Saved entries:
★ ★ ★

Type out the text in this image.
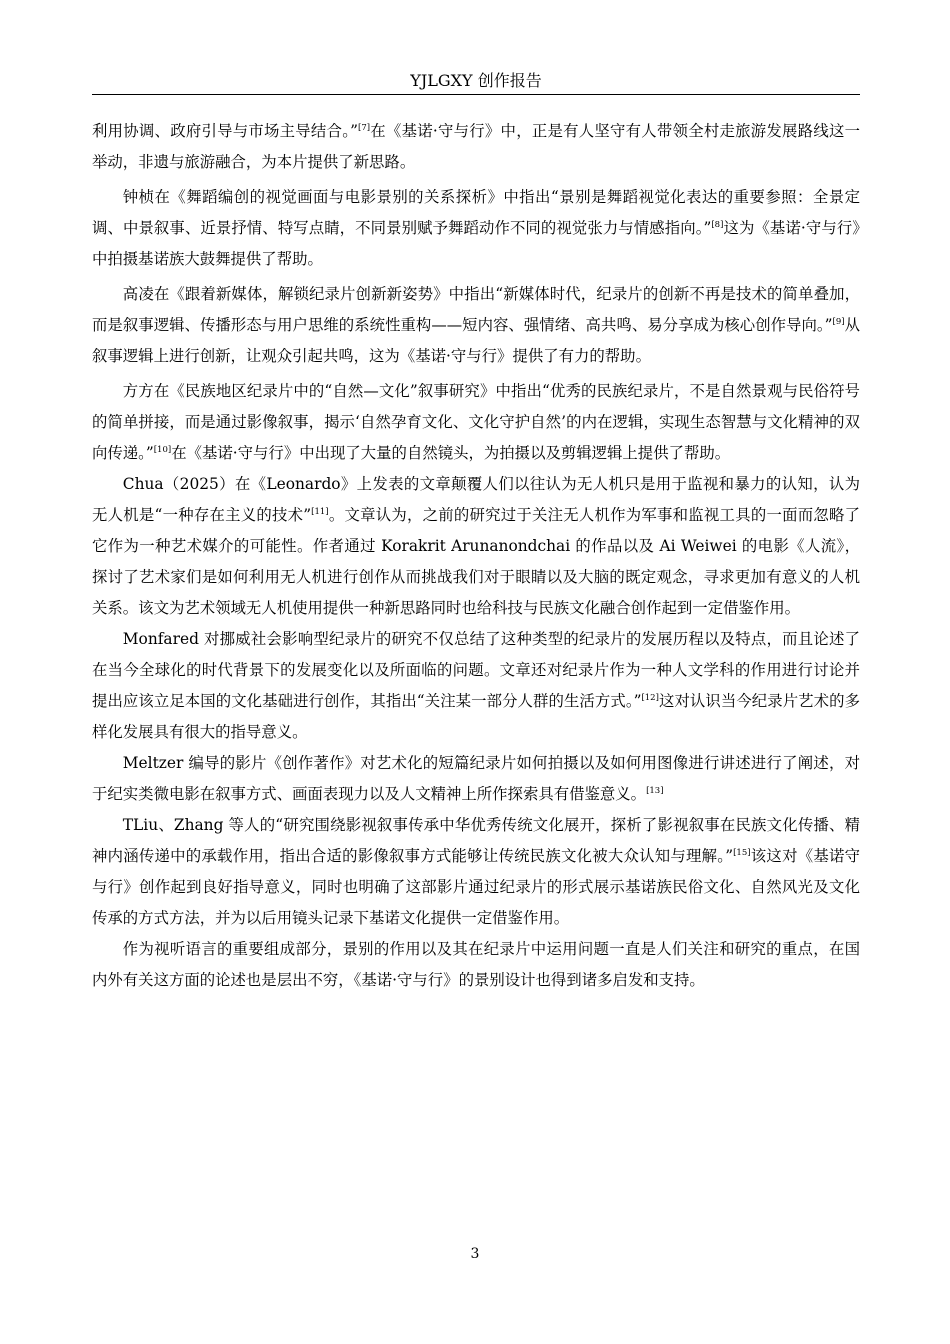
YJLGXY 创作报告

利用协调、政府引导与市场主导结合。”[7]在《基诺·守与行》中，正是有人坚守有人带领全村走旅游发展路线这一举动，非遗与旅游融合，为本片提供了新思路。

钟桢在《舞蹈编创的视觉画面与电影景别的关系探析》中指出“景别是舞蹈视觉化表达的重要参照：全景定调、中景叙事、近景抒情、特写点睛，不同景别赋予舞蹈动作不同的视觉张力与情感指向。”[8]这为《基诺·守与行》中拍摄基诺族大鼓舞提供了帮助。

高凌在《跟着新媒体，解锁纪录片创新新姿势》中指出“新媒体时代，纪录片的创新不再是技术的简单叠加，而是叙事逻辑、传播形态与用户思维的系统性重构——短内容、强情绪、高共鸣、易分享成为核心创作导向。”[9]从叙事逻辑上进行创新，让观众引起共鸣，这为《基诺·守与行》提供了有力的帮助。

方方在《民族地区纪录片中的“自然—文化”叙事研究》中指出“优秀的民族纪录片，不是自然景观与民俗符号的简单拼接，而是通过影像叙事，揭示‘自然孕育文化、文化守护自然’的内在逻辑，实现生态智慧与文化精神的双向传递。”[10]在《基诺·守与行》中出现了大量的自然镜头，为拍摄以及剪辑逻辑上提供了帮助。

Chua（2025）在《Leonardo》上发表的文章颠覆人们以往认为无人机只是用于监视和暴力的认知，认为无人机是“一种存在主义的技术”[11]。文章认为，之前的研究过于关注无人机作为军事和监视工具的一面而忽略了它作为一种艺术媒介的可能性。作者通过 Korakrit Arunanondchai 的作品以及 Ai Weiwei 的电影《人流》，探讨了艺术家们是如何利用无人机进行创作从而挑战我们对于眼睛以及大脑的既定观念，寻求更加有意义的人机关系。该文为艺术领域无人机使用提供一种新思路同时也给科技与民族文化融合创作起到一定借鉴作用。

Monfared 对挪威社会影响型纪录片的研究不仅总结了这种类型的纪录片的发展历程以及特点，而且论述了在当今全球化的时代背景下的发展变化以及所面临的问题。文章还对纪录片作为一种人文学科的作用进行讨论并提出应该立足本国的文化基础进行创作，其指出“关注某一部分人群的生活方式。”[12]这对认识当今纪录片艺术的多样化发展具有很大的指导意义。

Meltzer 编导的影片《创作著作》对艺术化的短篇纪录片如何拍摄以及如何用图像进行讲述进行了阐述，对于纪实类微电影在叙事方式、画面表现力以及人文精神上所作探索具有借鉴意义。[13]

TLiu、Zhang 等人的“研究围绕影视叙事传承中华优秀传统文化展开，探析了影视叙事在民族文化传播、精神内涵传递中的承载作用，指出合适的影像叙事方式能够让传统民族文化被大众认知与理解。”[15]该这对《基诺守与行》创作起到良好指导意义，同时也明确了这部影片通过纪录片的形式展示基诺族民俗文化、自然风光及文化传承的方式方法，并为以后用镜头记录下基诺文化提供一定借鉴作用。

作为视听语言的重要组成部分，景别的作用以及其在纪录片中运用问题一直是人们关注和研究的重点，在国内外有关这方面的论述也是层出不穷，《基诺·守与行》的景别设计也得到诸多启发和支持。

3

★ ★ ★

→ **GOAL**: Leave out every picture and copy the rest of the records exactly.

→ **EXERCISE SOLUTION**:
Type out the text in this image.
YJLGXY 创作报告

利用协调、政府引导与市场主导结合。”[7]在《基诺·守与行》中，正是有人坚守有人带领全村走旅游发展路线这一举动，非遗与旅游融合，为本片提供了新思路。

钟桢在《舞蹈编创的视觉画面与电影景别的关系探析》中指出“景别是舞蹈视觉化表达的重要参照：全景定调、中景叙事、近景抒情、特写点睛，不同景别赋予舞蹈动作不同的视觉张力与情感指向。”[8]这为《基诺·守与行》中拍摄基诺族大鼓舞提供了帮助。

高凌在《跟着新媒体，解锁纪录片创新新姿势》中指出“新媒体时代，纪录片的创新不再是技术的简单叠加，而是叙事逻辑、传播形态与用户思维的系统性重构——短内容、强情绪、高共鸣、易分享成为核心创作导向。”[9]从叙事逻辑上进行创新，让观众引起共鸣，这为《基诺·守与行》提供了有力的帮助。

方方在《民族地区纪录片中的“自然—文化”叙事研究》中指出“优秀的民族纪录片，不是自然景观与民俗符号的简单拼接，而是通过影像叙事，揭示‘自然孕育文化、文化守护自然’的内在逻辑，实现生态智慧与文化精神的双向传递。”[10]在《基诺·守与行》中出现了大量的自然镜头，为拍摄以及剪辑逻辑上提供了帮助。

Chua（2025）在《Leonardo》上发表的文章颠覆人们以往认为无人机只是用于监视和暴力的认知，认为无人机是“一种存在主义的技术”[11]。文章认为，之前的研究过于关注无人机作为军事和监视工具的一面而忽略了它作为一种艺术媒介的可能性。作者通过 Korakrit Arunanondchai 的作品以及 Ai Weiwei 的电影《人流》，探讨了艺术家们是如何利用无人机进行创作从而挑战我们对于眼睛以及大脑的既定观念，寻求更加有意义的人机关系。该文为艺术领域无人机使用提供一种新思路同时也给科技与民族文化融合创作起到一定借鉴作用。

Monfared 对挪威社会影响型纪录片的研究不仅总结了这种类型的纪录片的发展历程以及特点，而且论述了在当今全球化的时代背景下的发展变化以及所面临的问题。文章还对纪录片作为一种人文学科的作用进行讨论并提出应该立足本国的文化基础进行创作，其指出“关注某一部分人群的生活方式。”[12]这对认识当今纪录片艺术的多样化发展具有很大的指导意义。

Meltzer 编导的影片《创作著作》对艺术化的短篇纪录片如何拍摄以及如何用图像进行讲述进行了阐述，对于纪实类微电影在叙事方式、画面表现力以及人文精神上所作探索具有借鉴意义。[13]

TLiu、Zhang 等人的“研究围绕影视叙事传承中华优秀传统文化展开，探析了影视叙事在民族文化传播、精神内涵传递中的承载作用，指出合适的影像叙事方式能够让传统民族文化被大众认知与理解。”[15]该这对《基诺守与行》创作起到良好指导意义，同时也明确了这部影片通过纪录片的形式展示基诺族民俗文化、自然风光及文化传承的方式方法，并为以后用镜头记录下基诺文化提供一定借鉴作用。

作为视听语言的重要组成部分，景别的作用以及其在纪录片中运用问题一直是人们关注和研究的重点，在国内外有关这方面的论述也是层出不穷，《基诺·守与行》的景别设计也得到诸多启发和支持。

3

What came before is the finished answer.